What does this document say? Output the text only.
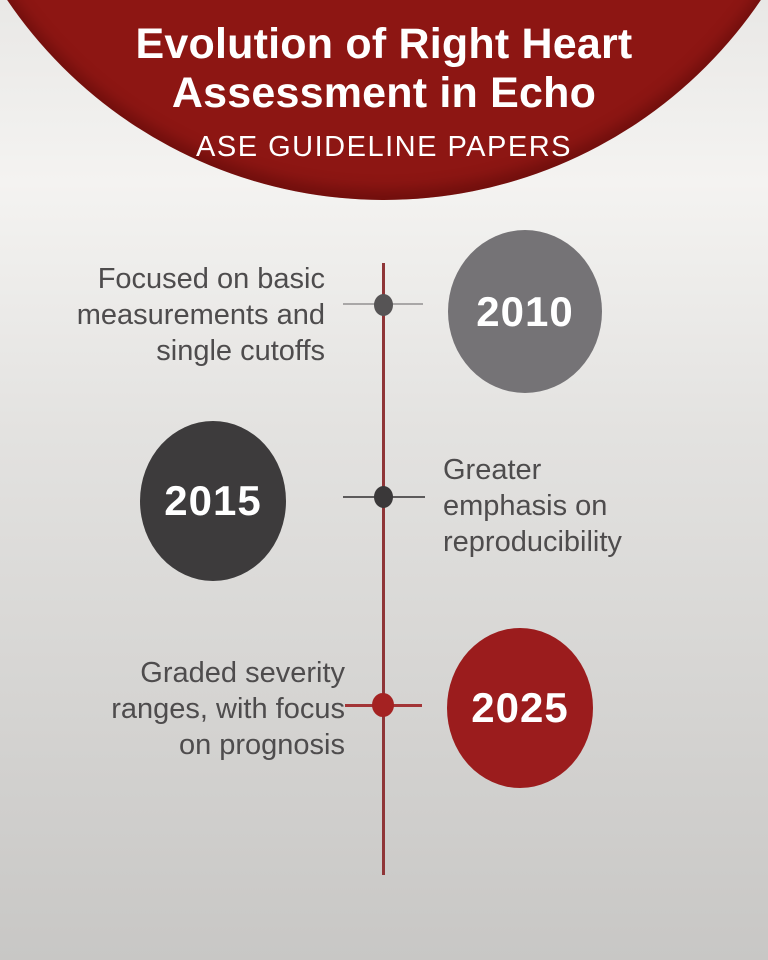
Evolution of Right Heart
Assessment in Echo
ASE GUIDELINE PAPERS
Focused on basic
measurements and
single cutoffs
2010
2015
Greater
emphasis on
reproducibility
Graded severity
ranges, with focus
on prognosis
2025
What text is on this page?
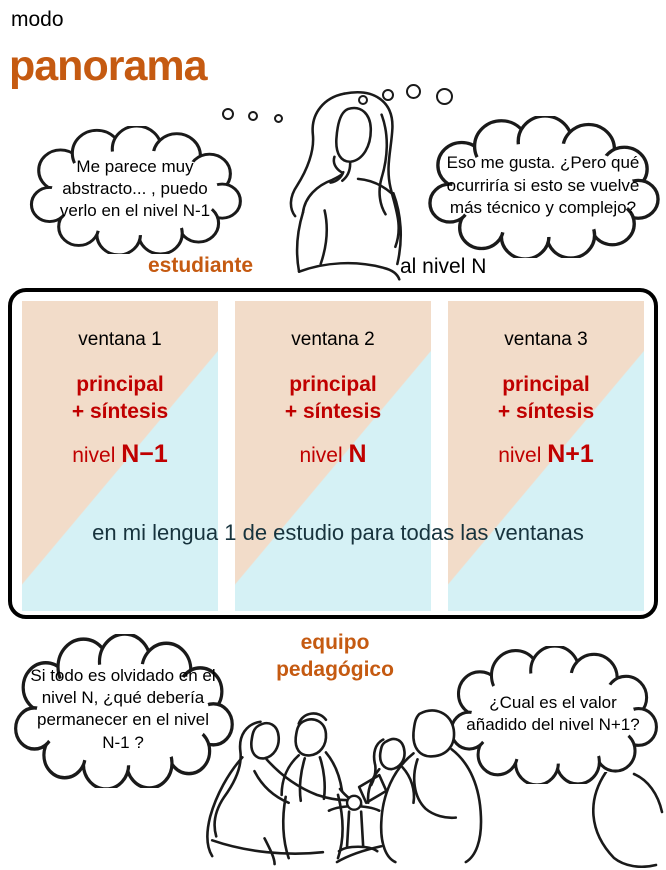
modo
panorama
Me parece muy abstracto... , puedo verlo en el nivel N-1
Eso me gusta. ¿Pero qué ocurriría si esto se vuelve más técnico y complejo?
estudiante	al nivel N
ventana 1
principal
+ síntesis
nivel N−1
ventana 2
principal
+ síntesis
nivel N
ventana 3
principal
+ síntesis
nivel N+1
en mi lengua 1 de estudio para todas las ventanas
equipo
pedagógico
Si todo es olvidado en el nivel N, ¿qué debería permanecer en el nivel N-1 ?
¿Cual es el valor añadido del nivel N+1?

* * *

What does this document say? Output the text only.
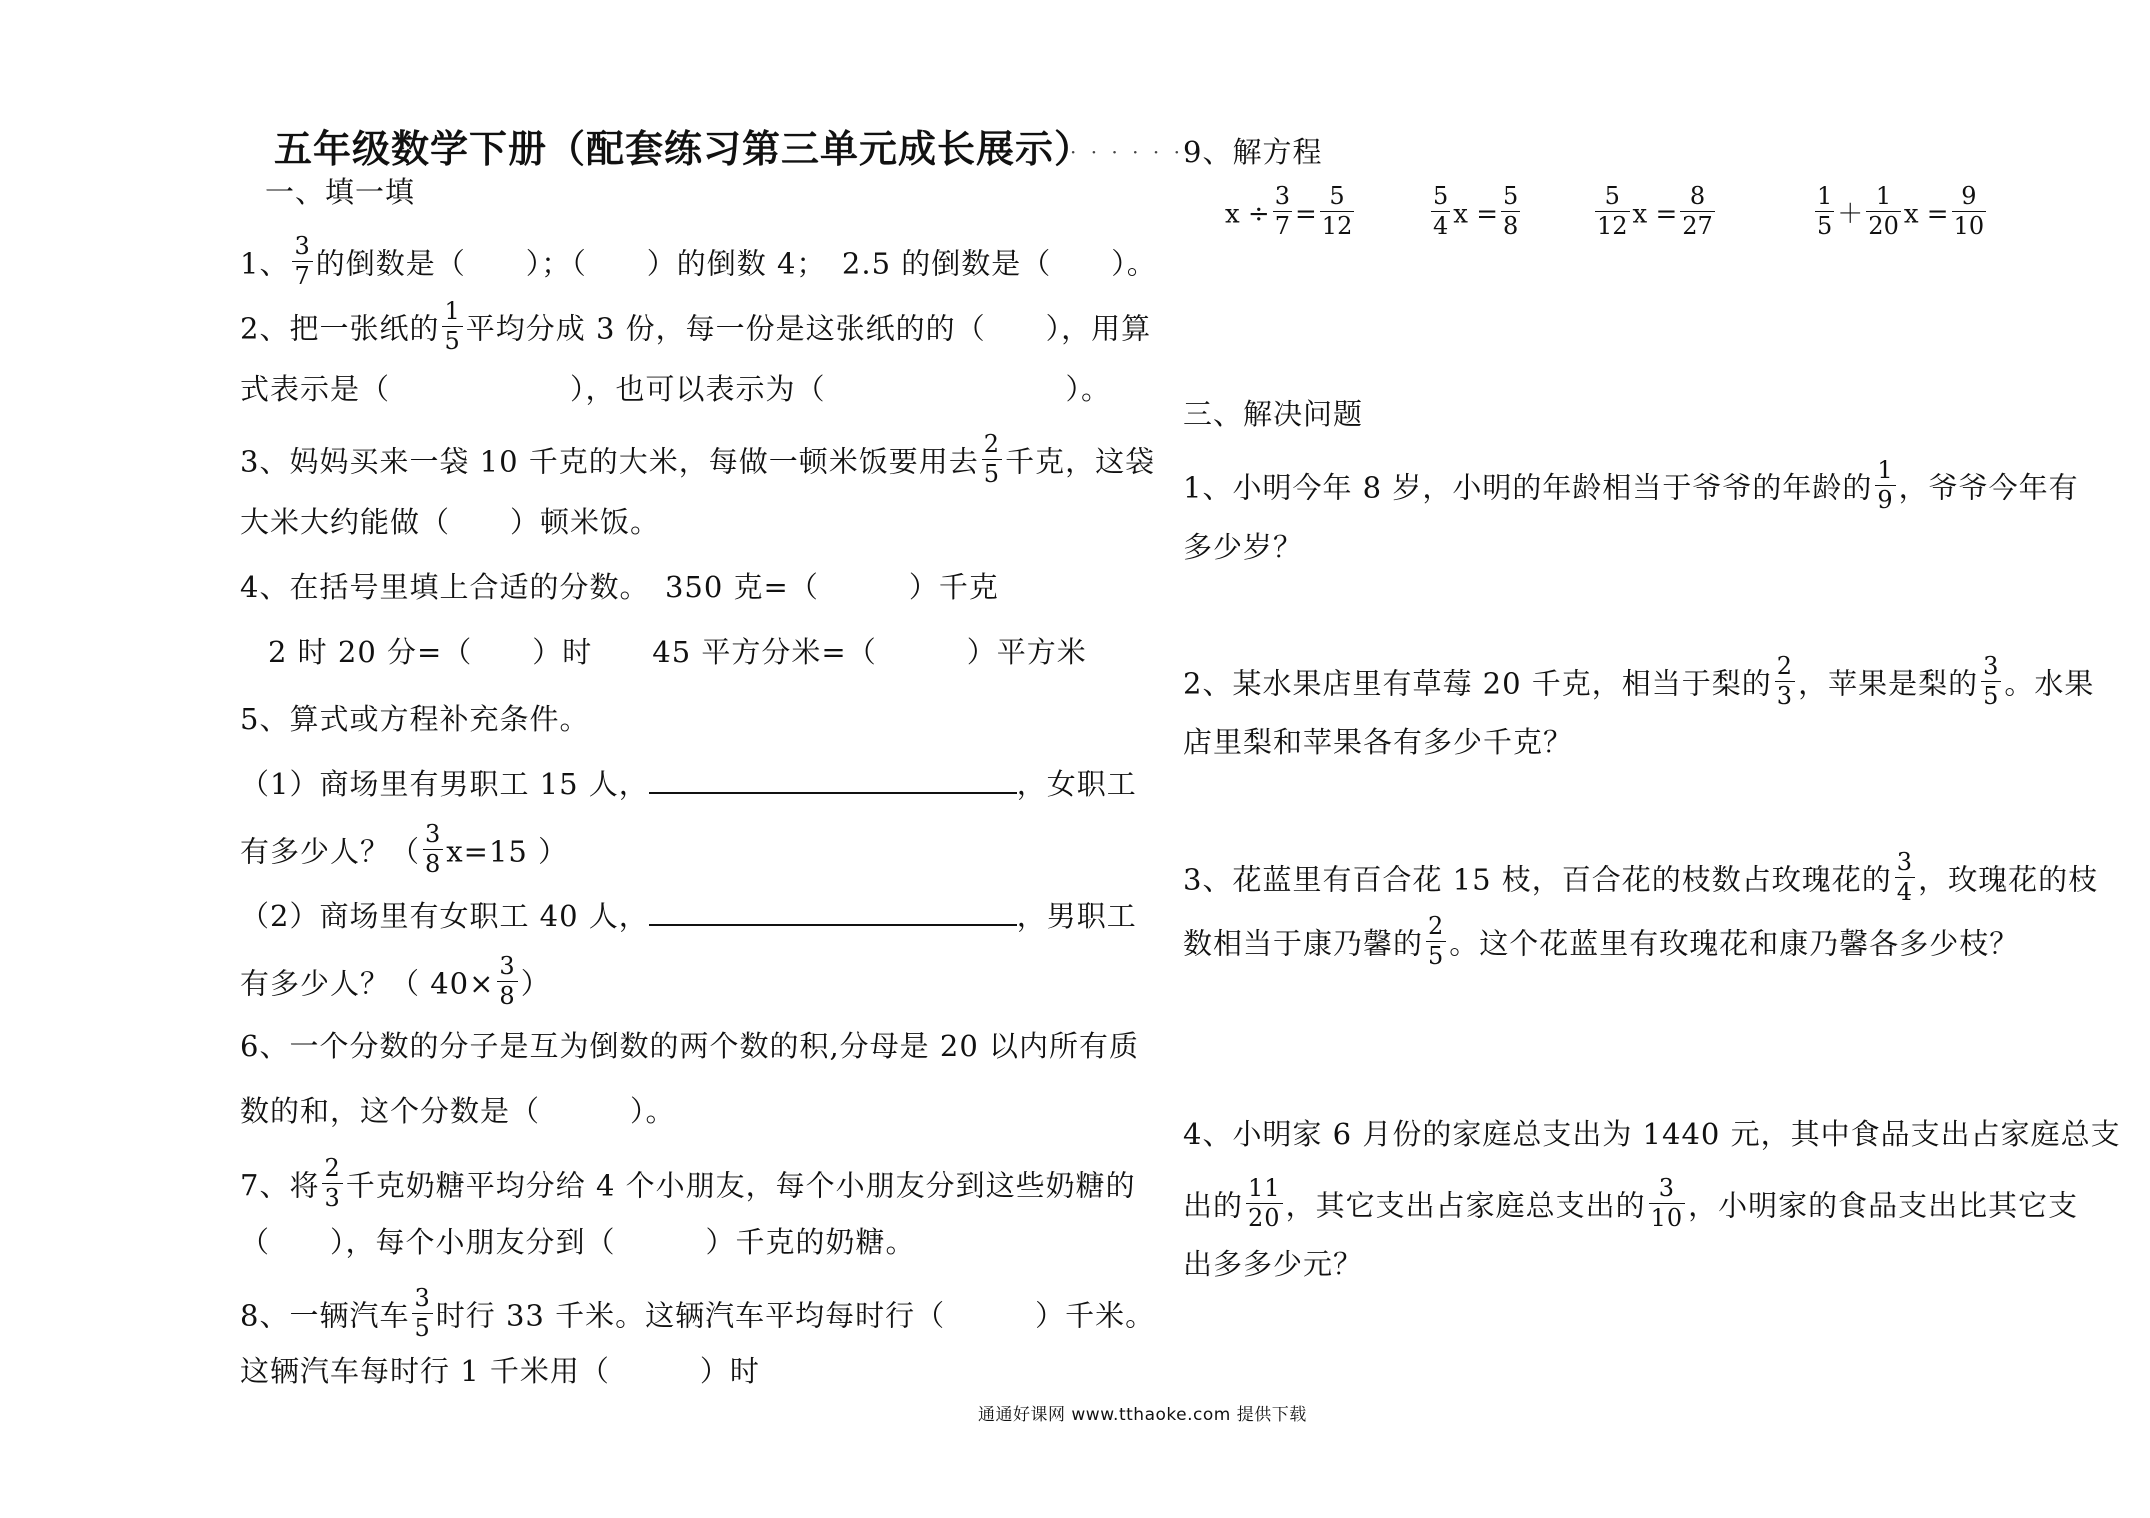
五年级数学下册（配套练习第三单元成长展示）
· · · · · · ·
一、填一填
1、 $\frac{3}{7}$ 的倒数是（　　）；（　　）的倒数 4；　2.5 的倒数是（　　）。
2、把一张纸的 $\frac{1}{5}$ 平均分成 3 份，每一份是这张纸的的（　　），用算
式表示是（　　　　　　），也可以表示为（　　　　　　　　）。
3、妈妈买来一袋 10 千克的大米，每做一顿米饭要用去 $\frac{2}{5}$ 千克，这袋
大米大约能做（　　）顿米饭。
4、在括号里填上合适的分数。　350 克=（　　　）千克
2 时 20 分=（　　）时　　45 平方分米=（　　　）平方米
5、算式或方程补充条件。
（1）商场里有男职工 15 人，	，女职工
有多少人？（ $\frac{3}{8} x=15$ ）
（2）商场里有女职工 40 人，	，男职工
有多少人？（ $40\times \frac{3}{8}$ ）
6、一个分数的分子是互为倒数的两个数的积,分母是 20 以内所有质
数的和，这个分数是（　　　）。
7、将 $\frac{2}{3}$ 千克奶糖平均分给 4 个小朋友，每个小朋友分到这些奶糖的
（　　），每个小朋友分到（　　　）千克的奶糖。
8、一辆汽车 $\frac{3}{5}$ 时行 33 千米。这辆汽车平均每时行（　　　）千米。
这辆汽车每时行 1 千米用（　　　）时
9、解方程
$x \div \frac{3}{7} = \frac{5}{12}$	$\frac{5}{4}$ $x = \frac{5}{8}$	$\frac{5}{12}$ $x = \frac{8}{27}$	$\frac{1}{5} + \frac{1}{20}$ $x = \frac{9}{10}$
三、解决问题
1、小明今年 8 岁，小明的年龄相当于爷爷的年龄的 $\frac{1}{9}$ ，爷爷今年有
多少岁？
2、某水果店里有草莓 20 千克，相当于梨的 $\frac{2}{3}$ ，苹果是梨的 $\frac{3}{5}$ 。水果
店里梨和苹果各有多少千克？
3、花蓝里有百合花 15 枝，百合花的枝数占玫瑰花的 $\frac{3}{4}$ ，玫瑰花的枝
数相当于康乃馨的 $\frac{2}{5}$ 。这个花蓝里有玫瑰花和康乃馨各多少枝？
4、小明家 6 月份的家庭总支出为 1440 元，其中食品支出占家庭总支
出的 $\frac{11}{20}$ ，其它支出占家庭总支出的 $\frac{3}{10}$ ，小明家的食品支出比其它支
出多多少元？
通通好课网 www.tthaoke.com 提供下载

### OBJECTIVE:
Pull out and copy each line containing the string "有多少人".

### RIGHT ANSWER:
有多少人？（ $\frac{3}{8} x=15$ ）
有多少人？（ $40\times \frac{3}{8}$ ）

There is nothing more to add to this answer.